* **Task goal**:
Each line in the entries below that holds the string "JSON" is to be listed.

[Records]
────────────────────────────────────────
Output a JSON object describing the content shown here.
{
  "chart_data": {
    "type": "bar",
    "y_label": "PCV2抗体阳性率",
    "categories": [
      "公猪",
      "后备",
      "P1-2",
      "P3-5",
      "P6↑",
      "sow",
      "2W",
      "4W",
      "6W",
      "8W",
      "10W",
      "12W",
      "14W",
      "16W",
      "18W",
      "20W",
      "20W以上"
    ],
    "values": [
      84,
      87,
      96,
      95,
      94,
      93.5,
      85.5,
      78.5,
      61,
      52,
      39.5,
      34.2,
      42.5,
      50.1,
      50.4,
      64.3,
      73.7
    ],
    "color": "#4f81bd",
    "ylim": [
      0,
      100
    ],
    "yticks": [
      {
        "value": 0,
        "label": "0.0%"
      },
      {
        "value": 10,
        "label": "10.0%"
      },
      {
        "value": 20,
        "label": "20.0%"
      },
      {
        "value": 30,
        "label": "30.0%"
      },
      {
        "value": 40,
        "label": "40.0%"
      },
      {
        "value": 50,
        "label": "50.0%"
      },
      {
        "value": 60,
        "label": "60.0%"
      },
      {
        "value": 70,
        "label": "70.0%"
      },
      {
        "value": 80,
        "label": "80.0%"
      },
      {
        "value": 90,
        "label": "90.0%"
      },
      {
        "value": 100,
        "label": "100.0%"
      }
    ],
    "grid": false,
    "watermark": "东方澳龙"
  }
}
────────────────────────────────────────
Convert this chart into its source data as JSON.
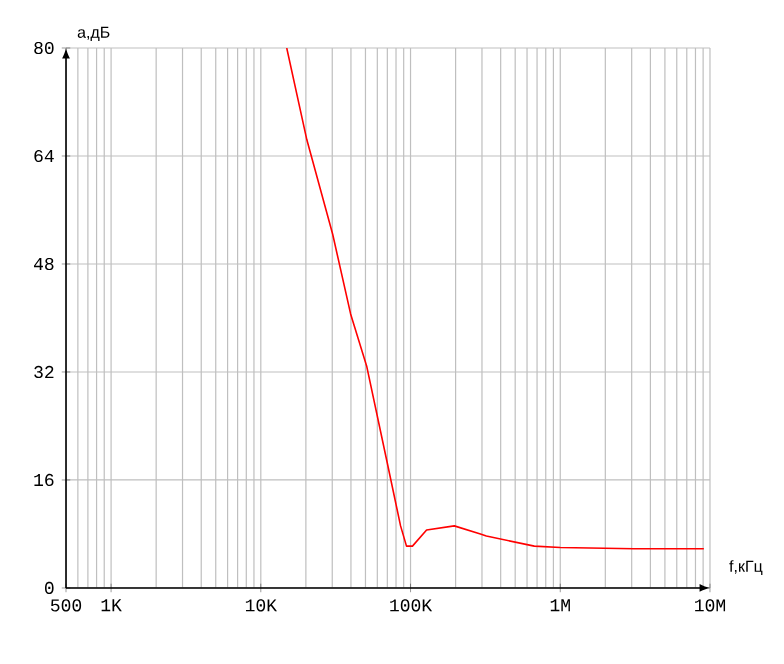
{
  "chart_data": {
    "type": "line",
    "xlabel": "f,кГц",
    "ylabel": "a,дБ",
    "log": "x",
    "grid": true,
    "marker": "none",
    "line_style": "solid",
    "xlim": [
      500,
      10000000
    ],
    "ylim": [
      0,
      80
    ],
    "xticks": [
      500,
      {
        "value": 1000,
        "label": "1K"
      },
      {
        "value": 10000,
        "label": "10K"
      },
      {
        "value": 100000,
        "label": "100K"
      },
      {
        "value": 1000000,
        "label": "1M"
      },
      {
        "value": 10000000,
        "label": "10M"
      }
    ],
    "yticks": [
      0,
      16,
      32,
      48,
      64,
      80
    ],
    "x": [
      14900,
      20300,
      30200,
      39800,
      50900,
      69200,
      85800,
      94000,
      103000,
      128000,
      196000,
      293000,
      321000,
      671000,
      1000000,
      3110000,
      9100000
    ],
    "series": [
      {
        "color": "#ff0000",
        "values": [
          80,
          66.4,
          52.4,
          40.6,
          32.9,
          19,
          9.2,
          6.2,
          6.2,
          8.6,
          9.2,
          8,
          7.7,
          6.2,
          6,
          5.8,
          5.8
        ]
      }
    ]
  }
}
────────────────────────────────────────
* **Exercise response**:
Output a JSON object describing the content shown here.
Convert this chart into its source data as JSON.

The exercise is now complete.